_GOAL_
Your task is to retype each line of the data below exactly.

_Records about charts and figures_
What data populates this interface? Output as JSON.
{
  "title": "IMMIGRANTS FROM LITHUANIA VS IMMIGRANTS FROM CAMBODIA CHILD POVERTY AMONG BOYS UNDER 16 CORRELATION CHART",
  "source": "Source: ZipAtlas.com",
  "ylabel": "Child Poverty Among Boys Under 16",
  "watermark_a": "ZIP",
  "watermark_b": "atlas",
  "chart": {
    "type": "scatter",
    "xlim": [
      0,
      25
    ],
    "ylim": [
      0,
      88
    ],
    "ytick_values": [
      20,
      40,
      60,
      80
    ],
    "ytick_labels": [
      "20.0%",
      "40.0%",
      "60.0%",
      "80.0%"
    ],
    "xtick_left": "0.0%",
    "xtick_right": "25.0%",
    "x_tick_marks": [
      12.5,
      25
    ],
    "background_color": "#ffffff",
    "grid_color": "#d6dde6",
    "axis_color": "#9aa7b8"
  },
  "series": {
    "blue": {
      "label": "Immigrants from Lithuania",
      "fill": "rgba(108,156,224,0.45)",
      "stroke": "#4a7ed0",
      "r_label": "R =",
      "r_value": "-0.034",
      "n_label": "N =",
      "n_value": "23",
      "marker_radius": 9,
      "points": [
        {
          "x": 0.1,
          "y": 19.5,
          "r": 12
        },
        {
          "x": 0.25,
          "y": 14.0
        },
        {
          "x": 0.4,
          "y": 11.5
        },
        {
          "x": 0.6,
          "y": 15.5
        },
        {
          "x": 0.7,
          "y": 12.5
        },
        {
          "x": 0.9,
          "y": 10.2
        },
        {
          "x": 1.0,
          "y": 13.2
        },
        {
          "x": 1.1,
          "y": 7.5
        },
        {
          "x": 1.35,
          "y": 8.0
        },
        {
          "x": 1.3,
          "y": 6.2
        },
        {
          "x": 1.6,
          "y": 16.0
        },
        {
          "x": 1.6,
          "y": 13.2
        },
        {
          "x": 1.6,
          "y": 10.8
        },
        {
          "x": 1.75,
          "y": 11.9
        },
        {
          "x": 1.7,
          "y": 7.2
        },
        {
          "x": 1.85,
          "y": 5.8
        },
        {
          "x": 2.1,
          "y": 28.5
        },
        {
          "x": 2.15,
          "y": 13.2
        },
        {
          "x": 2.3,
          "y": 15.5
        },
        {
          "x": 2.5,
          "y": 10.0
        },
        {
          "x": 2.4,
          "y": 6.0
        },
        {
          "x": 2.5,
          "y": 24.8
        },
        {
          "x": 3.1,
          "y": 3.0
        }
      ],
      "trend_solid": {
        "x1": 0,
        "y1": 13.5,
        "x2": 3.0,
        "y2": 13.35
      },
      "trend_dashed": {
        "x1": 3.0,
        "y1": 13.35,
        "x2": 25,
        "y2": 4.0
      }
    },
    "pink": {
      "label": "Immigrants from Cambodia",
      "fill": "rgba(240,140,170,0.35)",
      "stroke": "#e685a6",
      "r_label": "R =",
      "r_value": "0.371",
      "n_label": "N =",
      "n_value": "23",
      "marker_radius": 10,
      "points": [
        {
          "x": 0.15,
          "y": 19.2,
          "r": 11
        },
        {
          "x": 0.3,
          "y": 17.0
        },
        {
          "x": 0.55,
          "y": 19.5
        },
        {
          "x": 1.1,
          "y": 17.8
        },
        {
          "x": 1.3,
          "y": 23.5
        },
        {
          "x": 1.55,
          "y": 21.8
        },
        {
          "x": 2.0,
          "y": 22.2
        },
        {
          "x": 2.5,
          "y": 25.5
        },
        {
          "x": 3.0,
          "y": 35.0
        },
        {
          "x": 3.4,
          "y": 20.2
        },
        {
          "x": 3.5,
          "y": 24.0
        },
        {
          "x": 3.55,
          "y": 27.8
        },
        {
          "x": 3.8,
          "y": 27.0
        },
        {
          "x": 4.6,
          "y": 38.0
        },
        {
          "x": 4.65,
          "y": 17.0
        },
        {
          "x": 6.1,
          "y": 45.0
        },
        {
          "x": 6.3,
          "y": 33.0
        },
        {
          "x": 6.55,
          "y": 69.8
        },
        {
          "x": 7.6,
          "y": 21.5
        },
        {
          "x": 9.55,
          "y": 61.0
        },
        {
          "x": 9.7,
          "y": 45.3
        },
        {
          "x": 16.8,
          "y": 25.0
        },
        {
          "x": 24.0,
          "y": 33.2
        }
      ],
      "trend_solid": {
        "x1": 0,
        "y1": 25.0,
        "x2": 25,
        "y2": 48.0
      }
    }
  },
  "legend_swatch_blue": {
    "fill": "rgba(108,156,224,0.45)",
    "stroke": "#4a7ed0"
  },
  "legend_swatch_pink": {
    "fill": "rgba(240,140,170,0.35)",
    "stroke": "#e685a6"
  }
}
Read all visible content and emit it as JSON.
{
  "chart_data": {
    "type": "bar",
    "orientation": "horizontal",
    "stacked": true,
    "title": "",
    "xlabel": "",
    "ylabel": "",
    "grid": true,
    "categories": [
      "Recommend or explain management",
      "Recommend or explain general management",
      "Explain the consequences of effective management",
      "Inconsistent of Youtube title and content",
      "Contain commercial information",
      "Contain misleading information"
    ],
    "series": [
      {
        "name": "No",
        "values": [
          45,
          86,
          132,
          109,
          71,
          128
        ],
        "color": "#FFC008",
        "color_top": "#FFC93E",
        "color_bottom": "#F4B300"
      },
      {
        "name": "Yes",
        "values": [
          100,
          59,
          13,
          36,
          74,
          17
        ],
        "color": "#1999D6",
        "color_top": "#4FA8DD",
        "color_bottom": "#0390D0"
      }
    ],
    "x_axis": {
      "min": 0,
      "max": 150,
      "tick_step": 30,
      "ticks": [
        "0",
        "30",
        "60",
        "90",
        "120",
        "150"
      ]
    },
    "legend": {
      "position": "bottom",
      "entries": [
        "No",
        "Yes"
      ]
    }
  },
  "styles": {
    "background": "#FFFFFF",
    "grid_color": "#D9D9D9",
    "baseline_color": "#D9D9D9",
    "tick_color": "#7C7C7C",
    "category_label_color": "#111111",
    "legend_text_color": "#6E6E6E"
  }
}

_EXPECTED ANSWER_
What data populates this interface? Output as JSON.
{
  "title": "IMMIGRANTS FROM LITHUANIA VS IMMIGRANTS FROM CAMBODIA CHILD POVERTY AMONG BOYS UNDER 16 CORRELATION CHART",
  "source": "Source: ZipAtlas.com",
  "ylabel": "Child Poverty Among Boys Under 16",
  "watermark_a": "ZIP",
  "watermark_b": "atlas",
  "chart": {
    "type": "scatter",
    "xlim": [
      0,
      25
    ],
    "ylim": [
      0,
      88
    ],
    "ytick_values": [
      20,
      40,
      60,
      80
    ],
    "ytick_labels": [
      "20.0%",
      "40.0%",
      "60.0%",
      "80.0%"
    ],
    "xtick_left": "0.0%",
    "xtick_right": "25.0%",
    "x_tick_marks": [
      12.5,
      25
    ],
    "background_color": "#ffffff",
    "grid_color": "#d6dde6",
    "axis_color": "#9aa7b8"
  },
  "series": {
    "blue": {
      "label": "Immigrants from Lithuania",
      "fill": "rgba(108,156,224,0.45)",
      "stroke": "#4a7ed0",
      "r_label": "R =",
      "r_value": "-0.034",
      "n_label": "N =",
      "n_value": "23",
      "marker_radius": 9,
      "points": [
        {
          "x": 0.1,
          "y": 19.5,
          "r": 12
        },
        {
          "x": 0.25,
          "y": 14.0
        },
        {
          "x": 0.4,
          "y": 11.5
        },
        {
          "x": 0.6,
          "y": 15.5
        },
        {
          "x": 0.7,
          "y": 12.5
        },
        {
          "x": 0.9,
          "y": 10.2
        },
        {
          "x": 1.0,
          "y": 13.2
        },
        {
          "x": 1.1,
          "y": 7.5
        },
        {
          "x": 1.35,
          "y": 8.0
        },
        {
          "x": 1.3,
          "y": 6.2
        },
        {
          "x": 1.6,
          "y": 16.0
        },
        {
          "x": 1.6,
          "y": 13.2
        },
        {
          "x": 1.6,
          "y": 10.8
        },
        {
          "x": 1.75,
          "y": 11.9
        },
        {
          "x": 1.7,
          "y": 7.2
        },
        {
          "x": 1.85,
          "y": 5.8
        },
        {
          "x": 2.1,
          "y": 28.5
        },
        {
          "x": 2.15,
          "y": 13.2
        },
        {
          "x": 2.3,
          "y": 15.5
        },
        {
          "x": 2.5,
          "y": 10.0
        },
        {
          "x": 2.4,
          "y": 6.0
        },
        {
          "x": 2.5,
          "y": 24.8
        },
        {
          "x": 3.1,
          "y": 3.0
        }
      ],
      "trend_solid": {
        "x1": 0,
        "y1": 13.5,
        "x2": 3.0,
        "y2": 13.35
      },
      "trend_dashed": {
        "x1": 3.0,
        "y1": 13.35,
        "x2": 25,
        "y2": 4.0
      }
    },
    "pink": {
      "label": "Immigrants from Cambodia",
      "fill": "rgba(240,140,170,0.35)",
      "stroke": "#e685a6",
      "r_label": "R =",
      "r_value": "0.371",
      "n_label": "N =",
      "n_value": "23",
      "marker_radius": 10,
      "points": [
        {
          "x": 0.15,
          "y": 19.2,
          "r": 11
        },
        {
          "x": 0.3,
          "y": 17.0
        },
        {
          "x": 0.55,
          "y": 19.5
        },
        {
          "x": 1.1,
          "y": 17.8
        },
        {
          "x": 1.3,
          "y": 23.5
        },
        {
          "x": 1.55,
          "y": 21.8
        },
        {
          "x": 2.0,
          "y": 22.2
        },
        {
          "x": 2.5,
          "y": 25.5
        },
        {
          "x": 3.0,
          "y": 35.0
        },
        {
          "x": 3.4,
          "y": 20.2
        },
        {
          "x": 3.5,
          "y": 24.0
        },
        {
          "x": 3.55,
          "y": 27.8
        },
        {
          "x": 3.8,
          "y": 27.0
        },
        {
          "x": 4.6,
          "y": 38.0
        },
        {
          "x": 4.65,
          "y": 17.0
        },
        {
          "x": 6.1,
          "y": 45.0
        },
        {
          "x": 6.3,
          "y": 33.0
        },
        {
          "x": 6.55,
          "y": 69.8
        },
        {
          "x": 7.6,
          "y": 21.5
        },
        {
          "x": 9.55,
          "y": 61.0
        },
        {
          "x": 9.7,
          "y": 45.3
        },
        {
          "x": 16.8,
          "y": 25.0
        },
        {
          "x": 24.0,
          "y": 33.2
        }
      ],
      "trend_solid": {
        "x1": 0,
        "y1": 25.0,
        "x2": 25,
        "y2": 48.0
      }
    }
  },
  "legend_swatch_blue": {
    "fill": "rgba(108,156,224,0.45)",
    "stroke": "#4a7ed0"
  },
  "legend_swatch_pink": {
    "fill": "rgba(240,140,170,0.35)",
    "stroke": "#e685a6"
  }
}
Read all visible content and emit it as JSON.
{
  "chart_data": {
    "type": "bar",
    "orientation": "horizontal",
    "stacked": true,
    "title": "",
    "xlabel": "",
    "ylabel": "",
    "grid": true,
    "categories": [
      "Recommend or explain management",
      "Recommend or explain general management",
      "Explain the consequences of effective management",
      "Inconsistent of Youtube title and content",
      "Contain commercial information",
      "Contain misleading information"
    ],
    "series": [
      {
        "name": "No",
        "values": [
          45,
          86,
          132,
          109,
          71,
          128
        ],
        "color": "#FFC008",
        "color_top": "#FFC93E",
        "color_bottom": "#F4B300"
      },
      {
        "name": "Yes",
        "values": [
          100,
          59,
          13,
          36,
          74,
          17
        ],
        "color": "#1999D6",
        "color_top": "#4FA8DD",
        "color_bottom": "#0390D0"
      }
    ],
    "x_axis": {
      "min": 0,
      "max": 150,
      "tick_step": 30,
      "ticks": [
        "0",
        "30",
        "60",
        "90",
        "120",
        "150"
      ]
    },
    "legend": {
      "position": "bottom",
      "entries": [
        "No",
        "Yes"
      ]
    }
  },
  "styles": {
    "background": "#FFFFFF",
    "grid_color": "#D9D9D9",
    "baseline_color": "#D9D9D9",
    "tick_color": "#7C7C7C",
    "category_label_color": "#111111",
    "legend_text_color": "#6E6E6E"
  }
}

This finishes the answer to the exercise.